::: Supplied records

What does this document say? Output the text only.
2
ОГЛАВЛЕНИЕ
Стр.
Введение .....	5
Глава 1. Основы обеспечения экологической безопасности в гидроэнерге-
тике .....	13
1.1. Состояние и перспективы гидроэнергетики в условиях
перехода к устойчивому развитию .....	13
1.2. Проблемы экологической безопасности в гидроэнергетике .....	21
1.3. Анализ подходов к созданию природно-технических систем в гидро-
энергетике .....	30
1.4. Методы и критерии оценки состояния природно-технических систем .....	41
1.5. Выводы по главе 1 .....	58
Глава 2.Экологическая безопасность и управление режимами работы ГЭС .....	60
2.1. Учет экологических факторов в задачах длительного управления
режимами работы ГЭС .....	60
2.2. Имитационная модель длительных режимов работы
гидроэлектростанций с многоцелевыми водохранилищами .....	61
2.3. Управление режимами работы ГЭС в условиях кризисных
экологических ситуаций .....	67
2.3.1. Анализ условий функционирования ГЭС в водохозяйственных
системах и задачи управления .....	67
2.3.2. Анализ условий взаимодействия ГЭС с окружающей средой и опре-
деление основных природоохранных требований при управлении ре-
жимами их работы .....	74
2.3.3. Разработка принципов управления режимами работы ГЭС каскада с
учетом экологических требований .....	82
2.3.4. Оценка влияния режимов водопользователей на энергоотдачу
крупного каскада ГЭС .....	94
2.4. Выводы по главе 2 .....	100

::::::

■ Written exercise: Once more, set down the full listing, verbatim.

■ Result:
What does this document say? Output the text only.
2
ОГЛАВЛЕНИЕ
Стр.
Введение .....	5
Глава 1. Основы обеспечения экологической безопасности в гидроэнерге-
тике .....	13
1.1. Состояние и перспективы гидроэнергетики в условиях
перехода к устойчивому развитию .....	13
1.2. Проблемы экологической безопасности в гидроэнергетике .....	21
1.3. Анализ подходов к созданию природно-технических систем в гидро-
энергетике .....	30
1.4. Методы и критерии оценки состояния природно-технических систем .....	41
1.5. Выводы по главе 1 .....	58
Глава 2.Экологическая безопасность и управление режимами работы ГЭС .....	60
2.1. Учет экологических факторов в задачах длительного управления
режимами работы ГЭС .....	60
2.2. Имитационная модель длительных режимов работы
гидроэлектростанций с многоцелевыми водохранилищами .....	61
2.3. Управление режимами работы ГЭС в условиях кризисных
экологических ситуаций .....	67
2.3.1. Анализ условий функционирования ГЭС в водохозяйственных
системах и задачи управления .....	67
2.3.2. Анализ условий взаимодействия ГЭС с окружающей средой и опре-
деление основных природоохранных требований при управлении ре-
жимами их работы .....	74
2.3.3. Разработка принципов управления режимами работы ГЭС каскада с
учетом экологических требований .....	82
2.3.4. Оценка влияния режимов водопользователей на энергоотдачу
крупного каскада ГЭС .....	94
2.4. Выводы по главе 2 .....	100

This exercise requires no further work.